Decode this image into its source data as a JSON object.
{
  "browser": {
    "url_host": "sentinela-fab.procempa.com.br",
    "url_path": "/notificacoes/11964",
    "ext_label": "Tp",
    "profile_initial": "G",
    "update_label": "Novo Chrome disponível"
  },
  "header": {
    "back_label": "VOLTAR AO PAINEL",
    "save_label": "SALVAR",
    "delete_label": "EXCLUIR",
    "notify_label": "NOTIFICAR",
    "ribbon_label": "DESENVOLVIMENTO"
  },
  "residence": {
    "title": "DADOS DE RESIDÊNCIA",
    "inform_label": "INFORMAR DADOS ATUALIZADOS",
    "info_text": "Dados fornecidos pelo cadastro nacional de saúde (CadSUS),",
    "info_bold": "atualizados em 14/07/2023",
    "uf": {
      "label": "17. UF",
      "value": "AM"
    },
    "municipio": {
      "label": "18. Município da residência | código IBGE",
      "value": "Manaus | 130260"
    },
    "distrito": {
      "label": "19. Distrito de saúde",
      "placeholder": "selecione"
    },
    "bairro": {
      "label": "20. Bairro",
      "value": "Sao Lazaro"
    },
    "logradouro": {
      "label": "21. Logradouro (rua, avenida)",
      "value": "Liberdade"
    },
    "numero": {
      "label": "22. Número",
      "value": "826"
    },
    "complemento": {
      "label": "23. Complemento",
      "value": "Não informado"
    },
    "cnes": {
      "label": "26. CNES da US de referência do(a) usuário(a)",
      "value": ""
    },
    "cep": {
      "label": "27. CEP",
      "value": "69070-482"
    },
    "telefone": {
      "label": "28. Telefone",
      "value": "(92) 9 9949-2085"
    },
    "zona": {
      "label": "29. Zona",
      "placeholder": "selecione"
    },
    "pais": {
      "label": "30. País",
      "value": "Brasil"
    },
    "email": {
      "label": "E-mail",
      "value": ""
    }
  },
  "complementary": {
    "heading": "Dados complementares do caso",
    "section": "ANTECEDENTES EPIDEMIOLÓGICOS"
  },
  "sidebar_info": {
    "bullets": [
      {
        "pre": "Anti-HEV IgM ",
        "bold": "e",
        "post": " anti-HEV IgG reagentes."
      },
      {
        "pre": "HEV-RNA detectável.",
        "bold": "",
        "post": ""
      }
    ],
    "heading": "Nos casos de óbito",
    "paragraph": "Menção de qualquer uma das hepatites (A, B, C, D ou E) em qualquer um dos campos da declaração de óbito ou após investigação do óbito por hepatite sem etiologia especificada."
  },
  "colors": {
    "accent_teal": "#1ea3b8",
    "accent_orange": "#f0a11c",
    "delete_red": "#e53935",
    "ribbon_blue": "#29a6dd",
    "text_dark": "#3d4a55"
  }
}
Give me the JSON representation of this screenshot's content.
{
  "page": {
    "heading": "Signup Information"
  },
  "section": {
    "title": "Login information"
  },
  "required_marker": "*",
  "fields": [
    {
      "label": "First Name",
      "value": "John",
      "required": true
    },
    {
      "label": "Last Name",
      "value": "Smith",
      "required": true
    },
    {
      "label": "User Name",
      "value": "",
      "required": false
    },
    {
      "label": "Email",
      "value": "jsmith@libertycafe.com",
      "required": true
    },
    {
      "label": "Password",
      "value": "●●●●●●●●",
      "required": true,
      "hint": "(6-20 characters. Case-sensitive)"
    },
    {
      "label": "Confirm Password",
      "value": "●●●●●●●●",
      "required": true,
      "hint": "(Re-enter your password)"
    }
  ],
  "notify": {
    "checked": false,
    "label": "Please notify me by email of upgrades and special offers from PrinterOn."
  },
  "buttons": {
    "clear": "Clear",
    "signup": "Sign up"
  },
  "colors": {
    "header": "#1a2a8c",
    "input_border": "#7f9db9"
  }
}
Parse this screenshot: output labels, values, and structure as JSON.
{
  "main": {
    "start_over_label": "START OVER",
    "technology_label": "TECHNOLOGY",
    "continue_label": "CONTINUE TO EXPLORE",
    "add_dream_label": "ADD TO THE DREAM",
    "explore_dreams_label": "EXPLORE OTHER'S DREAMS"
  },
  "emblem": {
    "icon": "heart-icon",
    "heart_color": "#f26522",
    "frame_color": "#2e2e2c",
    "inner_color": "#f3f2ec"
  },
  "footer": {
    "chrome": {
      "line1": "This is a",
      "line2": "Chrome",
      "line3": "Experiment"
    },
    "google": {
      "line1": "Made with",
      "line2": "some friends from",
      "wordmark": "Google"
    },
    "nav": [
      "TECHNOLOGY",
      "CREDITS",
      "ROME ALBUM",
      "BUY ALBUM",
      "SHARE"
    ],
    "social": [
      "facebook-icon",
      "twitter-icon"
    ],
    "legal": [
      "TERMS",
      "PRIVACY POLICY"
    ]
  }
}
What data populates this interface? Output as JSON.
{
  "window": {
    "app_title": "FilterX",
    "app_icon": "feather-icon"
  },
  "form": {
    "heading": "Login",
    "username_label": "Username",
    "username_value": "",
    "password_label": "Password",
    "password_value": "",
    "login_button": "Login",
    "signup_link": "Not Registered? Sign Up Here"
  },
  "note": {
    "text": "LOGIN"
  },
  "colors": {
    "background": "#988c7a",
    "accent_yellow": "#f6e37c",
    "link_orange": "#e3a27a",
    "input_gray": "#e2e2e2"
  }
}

WHAT THE EXERCISE ASKS
From the listing above, pick out every line containing "heading".

EXERCISE OUTPUT
    "heading": "Dados complementares do caso",
    "heading": "Nos casos de óbito",
    "heading": "Signup Information"
    "heading": "Login",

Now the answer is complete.